§ Предоставленный текст
┄┄┄┄┄┄┄┄┄┄

Когда шум наконец утих, Кинг снова возвысил свой голос: “Приходит время, друзья мои, когда люди устают от постоянного унижения и беспросветного, тягучего отчаяния. Приходит время, когда людям надоедает, что их то и дело выталкивают из ясного солнечного июля в пронизывающий холод альпийского ноября. Приходит время, когда...” — Кинг заходил на новый виток, но рёв толпы уже заглушил его слова. Никто не знал, чем это было вызвано на сей раз — тем ли, что он затронул нечто очень важное, или просто гордостью за оратора, который мог с такой лёгкостью приводить такие примеры. “Мы здесь... мы здесь, потому что мы устали”, — повторил Кинг».
Кинг выступал перед христианскими общинами чернокожих американцев, перед борцами за гражданские права и сторонниками ненасильственного сопротивления. В каждом из этих сообществ аудитория отличалась. Со временем, хотя слушатели его пламенных речей и казались пассивными, они стали помогать ему, отбирая своими откликами темы, создававшие эмоциональную связь между Кингом и слушателями, которые Кинг затем усиливал и разрабатывал, как мог только он. Он чаще упоминал темы, которые трогали за живое, а те, которые не вызывали отклика, постепенно уходили из его ораторского репертуара. Как и все харизматические явления, это была взаимная гармония.

┄┄┄┄┄┄┄┄┄┄

§ Исходные данные
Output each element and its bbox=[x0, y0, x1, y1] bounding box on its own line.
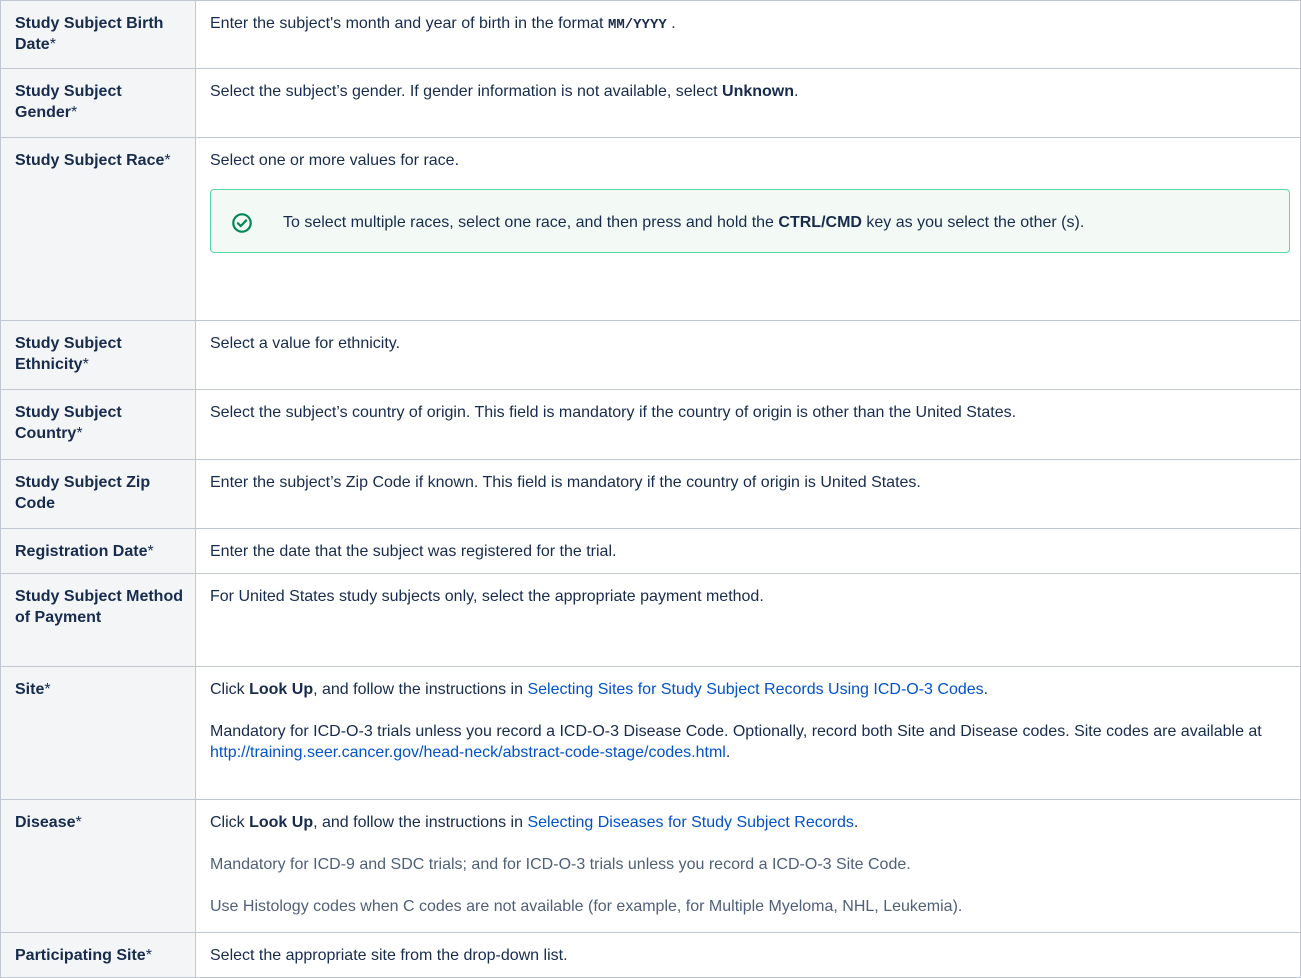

┄┄┄┄┄┄┄┄┄┄

§ Задание A
Что, согласно тексту о речах Кинга, происходило с темами, которые не вызывали отклика у слушателей?
§ Задание B
Выведите без изменений фрагмент текста о речах Кинга, который начинается со слов «Кинг выступал перед» и заканчивается словами «была взаимная гармония.».
Для ответа опирайтесь исключительно на текст о речах Кинга.

§ Правильный ответ A
Они постепенно уходили из его ораторского репертуара.

§ Правильный ответ B
Кинг выступал перед христианскими общинами чернокожих американцев, перед борцами за гражданские права и сторонниками ненасильственного сопротивления. В каждом из этих сообществ аудитория отличалась. Со временем, хотя слушатели его пламенных речей и казались пассивными, они стали помогать ему, отбирая своими откликами темы, создававшие эмоциональную связь между Кингом и слушателями, которые Кинг затем усиливал и разрабатывал, как мог только он. Он чаще упоминал темы, которые трогали за живое, а те, которые не вызывали отклика, постепенно уходили из его ораторского репертуара. Как и все харизматические явления, это была взаимная гармония.